• [Request]:
Collect all lines from the listing that include the string "cheetah".

- - -

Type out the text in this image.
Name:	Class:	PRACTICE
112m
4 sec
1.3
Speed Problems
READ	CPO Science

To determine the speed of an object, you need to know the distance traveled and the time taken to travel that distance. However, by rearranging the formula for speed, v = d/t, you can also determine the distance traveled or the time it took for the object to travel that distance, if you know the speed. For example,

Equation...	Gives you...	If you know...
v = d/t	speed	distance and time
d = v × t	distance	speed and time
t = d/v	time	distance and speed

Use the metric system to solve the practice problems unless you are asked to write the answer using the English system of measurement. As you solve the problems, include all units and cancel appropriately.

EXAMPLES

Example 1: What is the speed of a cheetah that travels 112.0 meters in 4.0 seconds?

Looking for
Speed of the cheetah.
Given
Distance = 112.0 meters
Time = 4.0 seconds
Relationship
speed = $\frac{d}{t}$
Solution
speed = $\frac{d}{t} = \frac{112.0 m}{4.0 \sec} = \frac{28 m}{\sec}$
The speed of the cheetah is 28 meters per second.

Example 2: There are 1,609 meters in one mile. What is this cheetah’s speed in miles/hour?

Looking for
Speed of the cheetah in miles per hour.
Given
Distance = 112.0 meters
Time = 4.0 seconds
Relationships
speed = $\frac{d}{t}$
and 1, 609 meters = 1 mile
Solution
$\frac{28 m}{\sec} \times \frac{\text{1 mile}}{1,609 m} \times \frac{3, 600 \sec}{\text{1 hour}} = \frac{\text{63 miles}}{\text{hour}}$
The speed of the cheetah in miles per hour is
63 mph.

- - -

• [The solution]:
Example 1: What is the speed of a cheetah that travels 112.0 meters in 4.0 seconds?
Speed of the cheetah.
The speed of the cheetah is 28 meters per second.
Example 2: There are 1,609 meters in one mile. What is this cheetah’s speed in miles/hour?
Speed of the cheetah in miles per hour.
The speed of the cheetah in miles per hour is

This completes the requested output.